→ **Exercise details**
Search the material for the string "median", then return every line where it is found.

→ **Source material**
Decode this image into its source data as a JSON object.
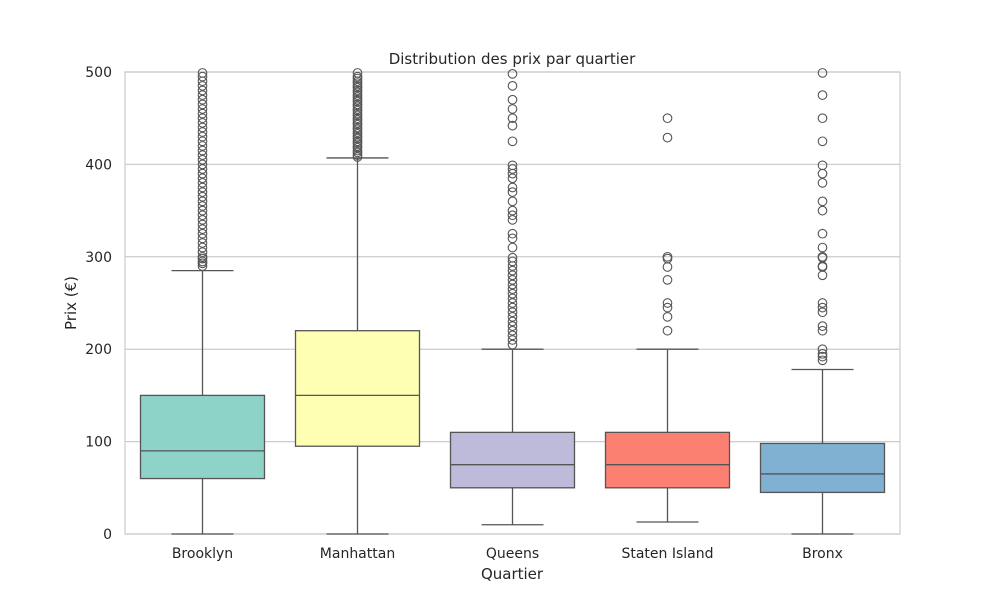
{
  "chart_data": {
    "type": "boxplot",
    "title": "Distribution des prix par quartier",
    "xlabel": "Quartier",
    "ylabel": "Prix (€)",
    "ylim": [
      0,
      500
    ],
    "yticks": [
      0,
      100,
      200,
      300,
      400,
      500
    ],
    "grid": true,
    "categories": [
      "Brooklyn",
      "Manhattan",
      "Queens",
      "Staten Island",
      "Bronx"
    ],
    "colors": [
      "#8dd3c7",
      "#ffffb3",
      "#bebada",
      "#fb8072",
      "#80b1d3"
    ],
    "boxes": [
      {
        "q1": 60,
        "median": 90,
        "q3": 150,
        "whisker_low": 0,
        "whisker_high": 285,
        "outliers": [
          290,
          293,
          295,
          298,
          300,
          305,
          310,
          315,
          320,
          325,
          330,
          335,
          340,
          345,
          350,
          355,
          360,
          365,
          370,
          375,
          380,
          385,
          390,
          395,
          400,
          405,
          410,
          415,
          420,
          425,
          430,
          435,
          440,
          445,
          450,
          455,
          460,
          465,
          470,
          475,
          480,
          485,
          490,
          495,
          499
        ]
      },
      {
        "q1": 95,
        "median": 150,
        "q3": 220,
        "whisker_low": 0,
        "whisker_high": 407,
        "outliers": [
          408,
          410,
          413,
          415,
          418,
          420,
          423,
          425,
          428,
          430,
          433,
          435,
          438,
          440,
          443,
          445,
          448,
          450,
          453,
          455,
          458,
          460,
          463,
          465,
          468,
          470,
          473,
          475,
          478,
          480,
          483,
          485,
          488,
          490,
          493,
          495,
          499
        ]
      },
      {
        "q1": 50,
        "median": 75,
        "q3": 110,
        "whisker_low": 10,
        "whisker_high": 200,
        "outliers": [
          205,
          210,
          215,
          220,
          225,
          230,
          235,
          240,
          245,
          250,
          255,
          260,
          265,
          270,
          275,
          280,
          285,
          290,
          295,
          299,
          310,
          320,
          325,
          340,
          345,
          350,
          360,
          370,
          375,
          385,
          390,
          395,
          399,
          425,
          442,
          450,
          460,
          470,
          485,
          498
        ]
      },
      {
        "q1": 50,
        "median": 75,
        "q3": 110,
        "whisker_low": 13,
        "whisker_high": 200,
        "outliers": [
          220,
          235,
          245,
          250,
          275,
          289,
          298,
          300,
          429,
          450
        ]
      },
      {
        "q1": 45,
        "median": 65,
        "q3": 98,
        "whisker_low": 0,
        "whisker_high": 178,
        "outliers": [
          188,
          192,
          195,
          200,
          220,
          225,
          240,
          245,
          250,
          280,
          289,
          290,
          299,
          300,
          310,
          325,
          350,
          360,
          380,
          390,
          399,
          425,
          450,
          475,
          499
        ]
      }
    ]
  }
}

→ **Finished exercise**
        "median": 90,
        "median": 150,
        "median": 75,
        "median": 75,
        "median": 65,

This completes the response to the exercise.